- **DOCUMENT PASSAGE**:
© Walldemarus | Dreamstime.com - Changes In Interest Rates. Concept Photo

Higher Interest Rates and Your Business

© Walldemarus | Dreamstime.com - Changes In Interest Rates. Concept PhotoLast December, the Federal Reserve announced that it was raising the Federal Funds Rate (the rate at which banks borrow money from each other overnight) by a quarter of a percentage point, and would likely be making additional rate hikes in the near future.

What does this rate increase and those to come mean to you? SurePayroll found that 45% of small business owners did not think the interest rate increase would have any effect on them. On the other hand, 42% thought that the increase would have a negative impact. Most interesting to me was the fact that 13% thought it would be a positive thing for their businesses.

Meaning of higher interest rates

The fact that the Federal Reserve raised interest rates indicates that the economy is stronger and can support the higher rates. A growing economy is good for small businesses in general. Small business owners are generally optimistic about the economy, although less so than a year ago, according to the same SurePayroll survey.

- **DATA FOR REVIEW**:
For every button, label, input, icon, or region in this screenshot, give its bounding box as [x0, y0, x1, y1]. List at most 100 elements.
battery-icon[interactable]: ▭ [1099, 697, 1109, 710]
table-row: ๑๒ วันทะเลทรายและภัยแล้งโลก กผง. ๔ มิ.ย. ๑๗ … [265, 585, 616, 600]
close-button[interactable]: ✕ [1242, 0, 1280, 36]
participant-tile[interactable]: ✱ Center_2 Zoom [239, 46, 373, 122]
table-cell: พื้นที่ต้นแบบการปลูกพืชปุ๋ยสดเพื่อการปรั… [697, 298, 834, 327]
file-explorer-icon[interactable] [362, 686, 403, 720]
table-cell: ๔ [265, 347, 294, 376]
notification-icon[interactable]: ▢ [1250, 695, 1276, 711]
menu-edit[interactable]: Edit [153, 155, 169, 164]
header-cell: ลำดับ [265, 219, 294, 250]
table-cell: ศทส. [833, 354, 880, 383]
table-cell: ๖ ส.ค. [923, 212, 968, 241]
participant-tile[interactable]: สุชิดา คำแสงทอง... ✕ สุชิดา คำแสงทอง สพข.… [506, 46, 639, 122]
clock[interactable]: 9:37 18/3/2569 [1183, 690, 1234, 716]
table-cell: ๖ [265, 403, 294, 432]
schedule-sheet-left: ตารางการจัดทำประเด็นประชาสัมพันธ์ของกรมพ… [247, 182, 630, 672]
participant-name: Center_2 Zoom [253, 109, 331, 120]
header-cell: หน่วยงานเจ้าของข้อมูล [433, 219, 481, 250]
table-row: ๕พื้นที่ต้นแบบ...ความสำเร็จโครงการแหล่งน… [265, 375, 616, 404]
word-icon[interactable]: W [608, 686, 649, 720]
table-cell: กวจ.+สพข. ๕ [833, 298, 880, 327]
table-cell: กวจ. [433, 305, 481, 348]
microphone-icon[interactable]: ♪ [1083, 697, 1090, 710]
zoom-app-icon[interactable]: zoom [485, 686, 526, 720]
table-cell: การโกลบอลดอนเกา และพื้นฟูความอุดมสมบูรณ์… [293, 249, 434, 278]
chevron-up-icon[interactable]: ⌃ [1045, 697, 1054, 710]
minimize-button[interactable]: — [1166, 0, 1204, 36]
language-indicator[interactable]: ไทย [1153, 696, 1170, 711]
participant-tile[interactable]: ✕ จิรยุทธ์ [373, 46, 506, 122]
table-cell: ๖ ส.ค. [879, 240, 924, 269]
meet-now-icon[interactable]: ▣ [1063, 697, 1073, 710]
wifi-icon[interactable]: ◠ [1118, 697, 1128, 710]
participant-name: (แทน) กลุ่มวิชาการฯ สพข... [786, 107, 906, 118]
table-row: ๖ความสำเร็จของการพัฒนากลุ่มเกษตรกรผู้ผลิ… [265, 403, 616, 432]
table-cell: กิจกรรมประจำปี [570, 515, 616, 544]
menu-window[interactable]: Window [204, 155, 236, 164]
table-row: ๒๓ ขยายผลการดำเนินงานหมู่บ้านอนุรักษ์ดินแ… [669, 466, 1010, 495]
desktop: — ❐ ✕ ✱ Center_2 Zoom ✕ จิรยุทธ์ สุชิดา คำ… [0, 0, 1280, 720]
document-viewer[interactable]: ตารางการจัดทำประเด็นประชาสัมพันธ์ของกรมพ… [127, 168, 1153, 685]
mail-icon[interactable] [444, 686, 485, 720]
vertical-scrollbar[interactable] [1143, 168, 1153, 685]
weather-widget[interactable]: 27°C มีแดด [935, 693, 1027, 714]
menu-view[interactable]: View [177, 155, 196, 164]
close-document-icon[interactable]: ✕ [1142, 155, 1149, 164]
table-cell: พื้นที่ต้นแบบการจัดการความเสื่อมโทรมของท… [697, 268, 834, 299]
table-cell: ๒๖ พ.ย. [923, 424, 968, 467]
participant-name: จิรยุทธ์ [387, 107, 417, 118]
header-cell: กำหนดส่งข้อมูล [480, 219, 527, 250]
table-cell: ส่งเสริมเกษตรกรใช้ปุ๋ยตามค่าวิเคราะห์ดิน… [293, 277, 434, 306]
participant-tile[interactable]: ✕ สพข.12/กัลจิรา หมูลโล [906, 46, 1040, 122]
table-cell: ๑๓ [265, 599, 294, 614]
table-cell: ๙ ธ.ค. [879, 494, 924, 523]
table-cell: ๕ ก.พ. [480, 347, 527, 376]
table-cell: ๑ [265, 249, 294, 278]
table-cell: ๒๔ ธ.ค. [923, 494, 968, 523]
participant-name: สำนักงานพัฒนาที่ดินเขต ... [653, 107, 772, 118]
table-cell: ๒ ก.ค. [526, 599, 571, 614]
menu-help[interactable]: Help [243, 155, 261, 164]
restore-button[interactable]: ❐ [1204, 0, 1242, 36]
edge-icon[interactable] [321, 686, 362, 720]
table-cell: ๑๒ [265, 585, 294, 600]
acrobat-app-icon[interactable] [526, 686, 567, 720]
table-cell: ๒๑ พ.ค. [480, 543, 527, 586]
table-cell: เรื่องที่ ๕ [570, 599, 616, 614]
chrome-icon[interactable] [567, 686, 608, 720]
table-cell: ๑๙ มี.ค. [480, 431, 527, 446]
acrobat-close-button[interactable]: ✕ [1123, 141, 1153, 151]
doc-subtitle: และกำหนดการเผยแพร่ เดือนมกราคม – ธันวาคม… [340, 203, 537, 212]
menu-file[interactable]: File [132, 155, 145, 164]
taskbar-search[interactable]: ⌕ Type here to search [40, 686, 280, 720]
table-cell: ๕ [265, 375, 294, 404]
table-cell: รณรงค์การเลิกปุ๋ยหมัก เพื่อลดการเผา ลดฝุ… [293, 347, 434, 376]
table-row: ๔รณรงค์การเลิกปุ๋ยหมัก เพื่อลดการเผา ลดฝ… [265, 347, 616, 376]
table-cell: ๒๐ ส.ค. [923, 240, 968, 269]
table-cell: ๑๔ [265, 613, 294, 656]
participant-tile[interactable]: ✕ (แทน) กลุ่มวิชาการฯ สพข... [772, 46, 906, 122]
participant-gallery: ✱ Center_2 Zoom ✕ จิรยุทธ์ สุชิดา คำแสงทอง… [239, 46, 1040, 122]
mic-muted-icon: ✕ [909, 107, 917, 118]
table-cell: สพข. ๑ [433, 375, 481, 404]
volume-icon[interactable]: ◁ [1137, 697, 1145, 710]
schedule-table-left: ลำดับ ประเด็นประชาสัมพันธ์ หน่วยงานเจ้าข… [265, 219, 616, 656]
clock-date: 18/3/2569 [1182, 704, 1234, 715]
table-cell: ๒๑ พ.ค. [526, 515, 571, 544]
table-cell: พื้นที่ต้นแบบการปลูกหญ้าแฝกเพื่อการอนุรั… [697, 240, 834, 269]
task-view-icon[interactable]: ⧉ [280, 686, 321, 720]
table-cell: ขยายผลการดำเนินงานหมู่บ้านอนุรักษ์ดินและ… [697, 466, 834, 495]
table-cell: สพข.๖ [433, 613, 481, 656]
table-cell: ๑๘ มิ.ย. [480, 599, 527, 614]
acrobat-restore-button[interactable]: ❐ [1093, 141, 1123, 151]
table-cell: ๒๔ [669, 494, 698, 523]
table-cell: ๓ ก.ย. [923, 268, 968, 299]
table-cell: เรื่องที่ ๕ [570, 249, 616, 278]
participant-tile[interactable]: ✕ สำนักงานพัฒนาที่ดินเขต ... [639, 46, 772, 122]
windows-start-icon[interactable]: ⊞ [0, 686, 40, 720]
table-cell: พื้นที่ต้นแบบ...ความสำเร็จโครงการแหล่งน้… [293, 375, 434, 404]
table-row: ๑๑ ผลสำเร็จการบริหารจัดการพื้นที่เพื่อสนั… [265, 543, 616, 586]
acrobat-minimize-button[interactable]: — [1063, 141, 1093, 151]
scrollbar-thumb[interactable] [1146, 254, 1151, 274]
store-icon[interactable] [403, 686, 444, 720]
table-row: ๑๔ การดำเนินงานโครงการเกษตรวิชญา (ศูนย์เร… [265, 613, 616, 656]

- **WHAT YOU NEED TO DO**:
- A) In the article on higher interest rates, what percentage of small business owners surveyed by SurePayroll expected the rate increase to have a negative impact?
- B) Reproduce the article on higher interest rates starting with "What does this" and going on through "same SurePayroll survey.".
- C) Carry on the article on higher interest rates from the end of its last sentence.
The listing has nothing to do with the article on higher interest rates.

- **RESPONSES TO THE TASKS**:
- A) 42% of small business owners thought the increase would have a negative impact.

- B)
What does this rate increase and those to come mean to you? SurePayroll found that 45% of small business owners did not think the interest rate increase would have any effect on them. On the other hand, 42% thought that the increase would have a negative impact. Most interesting to me was the fact that 13% thought it would be a positive thing for their businesses.

Meaning of higher interest rates

The fact that the Federal Reserve raised interest rates indicates that the economy is stronger and can support the higher rates. A growing economy is good for small businesses in general. Small business owners are generally optimistic about the economy, although less so than a year ago, according to the same SurePayroll survey.

- C)
Direct impact of rate increases

Many businesses that depend on borrowing to financing their operations are paying more for their debt service. It costs more to pay down lines of credit and other borrowing that has a floating rate, leaving less money to pay for other things, such as staff and marketing. Having to pay more in interest has a negative impact on cash flow. If you find yourself in this situation, consider trying to pay down your variable rate debt now.

If you have a need for capital, look into alternative borrowing options. These include:

  • Alternative lending. Borrowing through such venues as Kabbage and OnDeck may meet your needs; interest rates here are not closely tied with the fed funds rate.
  • Merchant cash advances. These are loans against credit card receipts; they already have very high interest effective rates. One option: RapidAdvance
  • Factoring. This is lending based on your outstanding invoices. Your credit rating does not impact this borrowing alternative. One option: Fundbox
  • Traditional crowdfunding. This could be done by seeking donations for a special project or borrowing at rates you agree upon with the lender.

Also, work on improving your personal credit rating. The higher your FICO score, the less you’re likely to pay on business borrowing.

Instead of borrowing money, consider equity options. You have to give away a part of your business to an investor, but you don’t have any repayment obligation. There’s no adverse impact on cash flow. With issuance last year of regulations on equity crowdfunding, this option could become more prevalent this year. One option: EquityNet

CrowdsUnite is a directory of all types of crowdfunding platforms.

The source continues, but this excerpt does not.